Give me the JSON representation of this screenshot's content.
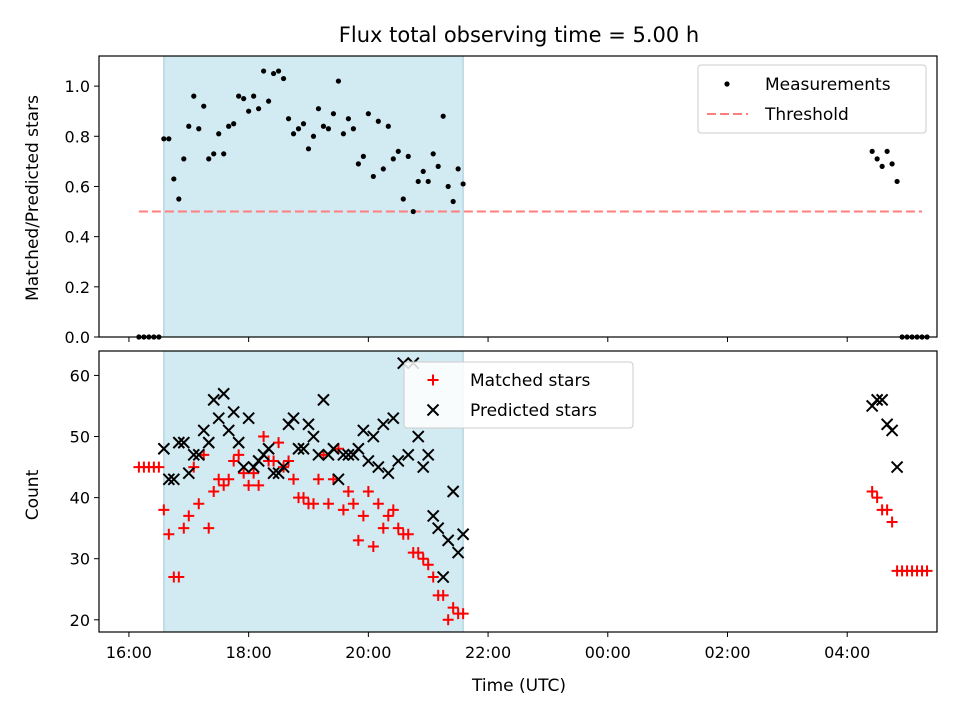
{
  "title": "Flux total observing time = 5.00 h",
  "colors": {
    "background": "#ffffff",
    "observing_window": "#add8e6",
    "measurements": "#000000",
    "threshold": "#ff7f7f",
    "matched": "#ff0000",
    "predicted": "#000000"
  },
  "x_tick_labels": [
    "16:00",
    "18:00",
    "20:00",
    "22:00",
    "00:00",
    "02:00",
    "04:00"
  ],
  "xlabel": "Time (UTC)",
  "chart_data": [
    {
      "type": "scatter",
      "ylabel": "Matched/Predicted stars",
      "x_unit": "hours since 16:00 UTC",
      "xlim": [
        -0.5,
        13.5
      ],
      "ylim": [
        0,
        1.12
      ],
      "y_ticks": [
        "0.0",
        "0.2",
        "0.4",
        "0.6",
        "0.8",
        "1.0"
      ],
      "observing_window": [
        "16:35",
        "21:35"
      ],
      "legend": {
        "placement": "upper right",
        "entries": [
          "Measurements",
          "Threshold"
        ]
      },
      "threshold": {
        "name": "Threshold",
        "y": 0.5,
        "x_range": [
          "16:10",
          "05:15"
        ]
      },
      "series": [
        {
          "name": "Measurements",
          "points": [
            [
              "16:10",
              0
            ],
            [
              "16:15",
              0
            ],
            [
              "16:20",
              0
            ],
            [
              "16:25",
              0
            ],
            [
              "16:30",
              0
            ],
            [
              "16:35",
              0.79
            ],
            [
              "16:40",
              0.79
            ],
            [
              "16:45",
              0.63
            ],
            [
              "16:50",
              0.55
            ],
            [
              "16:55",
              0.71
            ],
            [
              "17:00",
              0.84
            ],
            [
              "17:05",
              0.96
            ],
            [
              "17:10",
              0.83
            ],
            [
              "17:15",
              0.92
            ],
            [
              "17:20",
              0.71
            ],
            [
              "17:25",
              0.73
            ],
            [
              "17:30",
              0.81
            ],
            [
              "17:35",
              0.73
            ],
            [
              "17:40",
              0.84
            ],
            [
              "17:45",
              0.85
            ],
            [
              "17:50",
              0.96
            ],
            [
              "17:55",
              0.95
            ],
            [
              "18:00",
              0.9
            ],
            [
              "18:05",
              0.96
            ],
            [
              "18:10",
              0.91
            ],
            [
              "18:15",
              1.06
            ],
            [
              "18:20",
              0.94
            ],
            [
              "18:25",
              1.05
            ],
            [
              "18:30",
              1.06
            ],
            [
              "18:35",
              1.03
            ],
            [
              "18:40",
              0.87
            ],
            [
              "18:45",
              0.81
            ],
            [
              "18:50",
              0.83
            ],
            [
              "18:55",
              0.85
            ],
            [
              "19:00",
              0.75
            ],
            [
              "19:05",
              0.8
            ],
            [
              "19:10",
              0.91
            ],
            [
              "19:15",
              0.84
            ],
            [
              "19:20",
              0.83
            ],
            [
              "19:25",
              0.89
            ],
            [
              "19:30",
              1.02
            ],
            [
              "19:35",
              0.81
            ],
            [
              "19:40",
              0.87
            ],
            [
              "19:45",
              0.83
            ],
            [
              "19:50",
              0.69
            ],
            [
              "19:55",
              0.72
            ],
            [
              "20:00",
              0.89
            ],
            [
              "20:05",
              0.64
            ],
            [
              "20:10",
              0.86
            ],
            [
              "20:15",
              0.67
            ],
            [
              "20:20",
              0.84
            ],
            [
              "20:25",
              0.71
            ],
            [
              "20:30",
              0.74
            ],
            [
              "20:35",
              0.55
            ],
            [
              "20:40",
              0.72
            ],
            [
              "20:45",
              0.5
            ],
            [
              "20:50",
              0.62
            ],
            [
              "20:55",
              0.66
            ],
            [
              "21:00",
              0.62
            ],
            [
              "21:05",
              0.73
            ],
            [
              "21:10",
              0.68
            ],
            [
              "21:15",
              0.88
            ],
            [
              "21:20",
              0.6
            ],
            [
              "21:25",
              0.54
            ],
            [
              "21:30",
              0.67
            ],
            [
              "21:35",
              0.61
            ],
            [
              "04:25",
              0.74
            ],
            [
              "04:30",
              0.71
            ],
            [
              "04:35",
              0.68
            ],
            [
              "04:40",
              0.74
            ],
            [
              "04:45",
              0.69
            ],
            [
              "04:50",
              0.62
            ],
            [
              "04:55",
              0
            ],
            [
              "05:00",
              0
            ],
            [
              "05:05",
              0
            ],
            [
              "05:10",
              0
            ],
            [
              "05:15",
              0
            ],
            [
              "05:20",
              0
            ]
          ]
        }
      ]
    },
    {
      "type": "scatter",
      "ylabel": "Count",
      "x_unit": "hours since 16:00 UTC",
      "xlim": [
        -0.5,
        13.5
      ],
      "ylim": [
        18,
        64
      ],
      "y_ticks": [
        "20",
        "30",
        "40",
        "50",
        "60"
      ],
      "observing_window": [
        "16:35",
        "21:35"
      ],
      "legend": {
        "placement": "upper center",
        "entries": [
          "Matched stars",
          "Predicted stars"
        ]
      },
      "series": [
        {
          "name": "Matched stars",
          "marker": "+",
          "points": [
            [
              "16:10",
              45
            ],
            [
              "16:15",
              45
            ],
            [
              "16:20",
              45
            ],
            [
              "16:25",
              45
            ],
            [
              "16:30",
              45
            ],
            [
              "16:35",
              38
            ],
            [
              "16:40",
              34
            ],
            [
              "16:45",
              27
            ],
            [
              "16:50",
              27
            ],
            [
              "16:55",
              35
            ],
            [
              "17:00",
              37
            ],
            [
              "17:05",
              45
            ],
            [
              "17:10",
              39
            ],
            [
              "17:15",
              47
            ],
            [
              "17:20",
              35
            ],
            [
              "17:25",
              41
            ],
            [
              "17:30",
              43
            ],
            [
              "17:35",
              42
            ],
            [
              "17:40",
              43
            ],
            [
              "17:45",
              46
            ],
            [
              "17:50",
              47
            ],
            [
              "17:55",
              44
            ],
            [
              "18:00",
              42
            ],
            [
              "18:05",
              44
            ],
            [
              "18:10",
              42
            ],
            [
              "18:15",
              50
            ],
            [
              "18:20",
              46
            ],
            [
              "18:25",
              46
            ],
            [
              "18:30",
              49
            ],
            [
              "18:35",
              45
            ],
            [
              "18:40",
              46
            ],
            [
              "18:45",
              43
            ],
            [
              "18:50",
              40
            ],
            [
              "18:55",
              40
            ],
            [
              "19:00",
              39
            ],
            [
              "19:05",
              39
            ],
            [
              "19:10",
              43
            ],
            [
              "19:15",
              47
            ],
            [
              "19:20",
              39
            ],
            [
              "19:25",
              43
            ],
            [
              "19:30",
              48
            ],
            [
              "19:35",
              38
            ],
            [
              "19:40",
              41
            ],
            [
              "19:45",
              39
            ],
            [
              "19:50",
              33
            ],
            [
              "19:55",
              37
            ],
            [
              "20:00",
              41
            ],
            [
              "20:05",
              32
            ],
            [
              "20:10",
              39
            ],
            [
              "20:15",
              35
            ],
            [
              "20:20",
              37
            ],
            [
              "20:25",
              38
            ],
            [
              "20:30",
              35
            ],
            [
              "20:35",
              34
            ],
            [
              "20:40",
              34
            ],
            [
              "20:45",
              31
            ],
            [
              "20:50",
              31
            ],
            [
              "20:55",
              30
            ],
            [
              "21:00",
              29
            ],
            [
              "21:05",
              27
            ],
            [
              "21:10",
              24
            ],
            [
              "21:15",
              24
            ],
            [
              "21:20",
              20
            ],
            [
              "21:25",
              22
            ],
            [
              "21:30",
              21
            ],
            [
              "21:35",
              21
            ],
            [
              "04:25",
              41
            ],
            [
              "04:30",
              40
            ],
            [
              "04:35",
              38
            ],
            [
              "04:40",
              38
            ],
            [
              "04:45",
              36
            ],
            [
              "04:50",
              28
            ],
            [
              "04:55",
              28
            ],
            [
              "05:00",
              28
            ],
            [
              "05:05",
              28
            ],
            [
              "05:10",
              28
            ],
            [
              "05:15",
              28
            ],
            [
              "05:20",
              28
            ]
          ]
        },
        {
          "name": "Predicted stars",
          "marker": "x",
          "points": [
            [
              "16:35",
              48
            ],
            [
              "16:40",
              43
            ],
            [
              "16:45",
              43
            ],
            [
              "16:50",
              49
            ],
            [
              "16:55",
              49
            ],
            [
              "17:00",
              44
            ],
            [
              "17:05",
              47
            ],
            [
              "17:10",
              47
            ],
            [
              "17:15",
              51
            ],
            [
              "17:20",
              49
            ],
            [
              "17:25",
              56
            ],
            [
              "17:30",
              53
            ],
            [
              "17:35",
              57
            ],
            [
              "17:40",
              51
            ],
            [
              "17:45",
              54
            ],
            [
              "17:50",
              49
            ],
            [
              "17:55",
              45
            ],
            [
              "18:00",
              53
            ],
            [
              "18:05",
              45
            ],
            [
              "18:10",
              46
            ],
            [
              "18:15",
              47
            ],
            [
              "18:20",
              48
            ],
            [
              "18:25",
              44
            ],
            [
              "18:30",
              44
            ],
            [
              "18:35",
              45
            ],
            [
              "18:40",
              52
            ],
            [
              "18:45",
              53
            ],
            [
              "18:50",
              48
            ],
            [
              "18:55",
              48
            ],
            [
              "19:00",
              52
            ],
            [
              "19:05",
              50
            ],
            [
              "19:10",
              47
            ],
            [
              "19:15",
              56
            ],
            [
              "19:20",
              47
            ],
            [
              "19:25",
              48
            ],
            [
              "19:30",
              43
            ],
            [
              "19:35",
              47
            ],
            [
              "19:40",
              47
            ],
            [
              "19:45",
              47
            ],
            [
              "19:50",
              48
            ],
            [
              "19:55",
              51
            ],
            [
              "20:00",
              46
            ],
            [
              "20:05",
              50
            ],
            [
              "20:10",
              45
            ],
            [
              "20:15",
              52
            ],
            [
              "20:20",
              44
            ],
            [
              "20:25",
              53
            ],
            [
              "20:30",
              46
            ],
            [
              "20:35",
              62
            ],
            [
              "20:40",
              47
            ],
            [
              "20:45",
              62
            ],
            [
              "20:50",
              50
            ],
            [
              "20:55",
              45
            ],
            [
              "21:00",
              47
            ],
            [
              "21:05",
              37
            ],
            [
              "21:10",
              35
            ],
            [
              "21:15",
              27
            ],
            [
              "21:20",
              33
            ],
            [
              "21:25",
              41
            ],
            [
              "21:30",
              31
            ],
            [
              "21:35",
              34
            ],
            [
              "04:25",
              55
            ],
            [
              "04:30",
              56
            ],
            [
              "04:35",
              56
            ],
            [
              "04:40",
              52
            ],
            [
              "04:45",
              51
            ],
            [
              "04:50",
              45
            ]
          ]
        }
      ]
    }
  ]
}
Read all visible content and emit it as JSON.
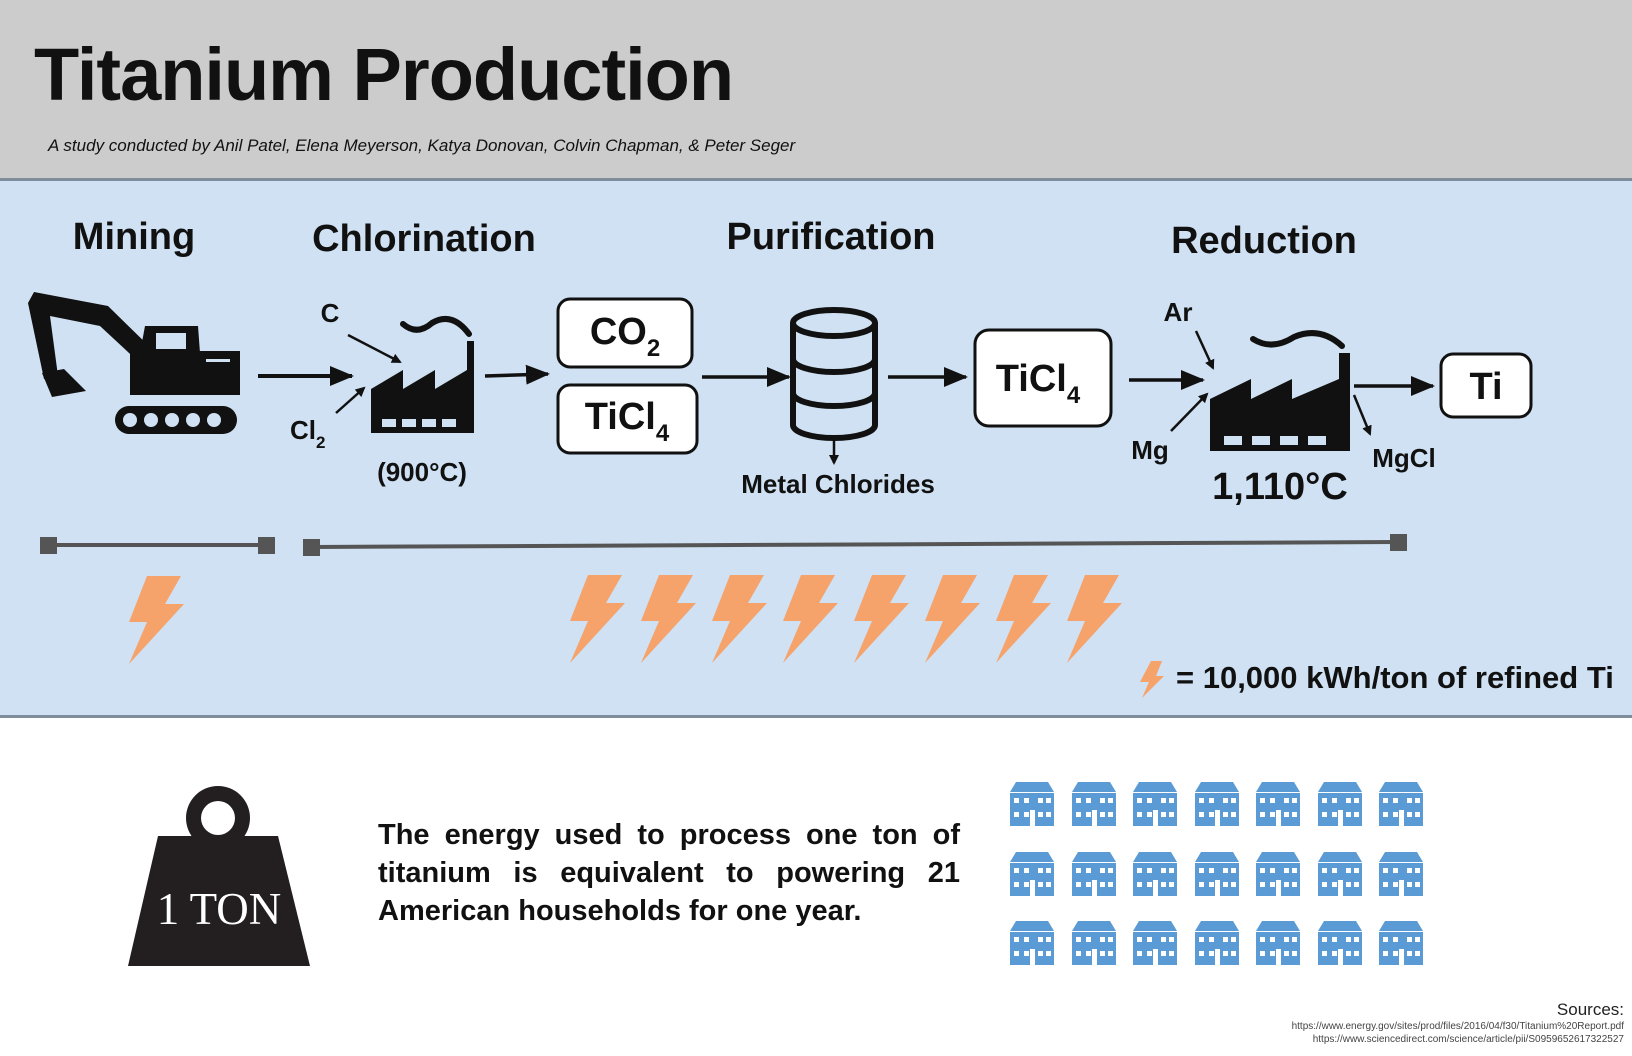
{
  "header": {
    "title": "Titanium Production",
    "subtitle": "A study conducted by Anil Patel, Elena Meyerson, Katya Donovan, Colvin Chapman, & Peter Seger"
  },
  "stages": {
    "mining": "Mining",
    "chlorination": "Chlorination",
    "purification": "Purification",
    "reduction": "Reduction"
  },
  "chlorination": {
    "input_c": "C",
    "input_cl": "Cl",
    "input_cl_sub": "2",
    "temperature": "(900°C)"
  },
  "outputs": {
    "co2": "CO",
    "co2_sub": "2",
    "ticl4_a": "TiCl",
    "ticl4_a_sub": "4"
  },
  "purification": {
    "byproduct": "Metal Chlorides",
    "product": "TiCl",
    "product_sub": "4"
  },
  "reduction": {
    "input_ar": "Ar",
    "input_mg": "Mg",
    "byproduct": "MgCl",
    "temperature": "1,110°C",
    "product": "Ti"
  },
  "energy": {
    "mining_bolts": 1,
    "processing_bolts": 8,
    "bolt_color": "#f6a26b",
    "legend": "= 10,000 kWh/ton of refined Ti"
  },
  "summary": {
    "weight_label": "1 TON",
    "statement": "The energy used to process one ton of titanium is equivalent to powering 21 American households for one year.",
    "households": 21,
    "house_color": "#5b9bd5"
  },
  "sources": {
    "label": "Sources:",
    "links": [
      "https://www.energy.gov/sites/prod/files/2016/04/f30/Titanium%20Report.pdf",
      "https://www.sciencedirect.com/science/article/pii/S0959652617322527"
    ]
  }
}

········

▶ [Given instruction]: Filter the entries down to the lines containing "https". Copy each of those lines.

▶ [Full output]:
      "https://www.energy.gov/sites/prod/files/2016/04/f30/Titanium%20Report.pdf",
      "https://www.sciencedirect.com/science/article/pii/S0959652617322527"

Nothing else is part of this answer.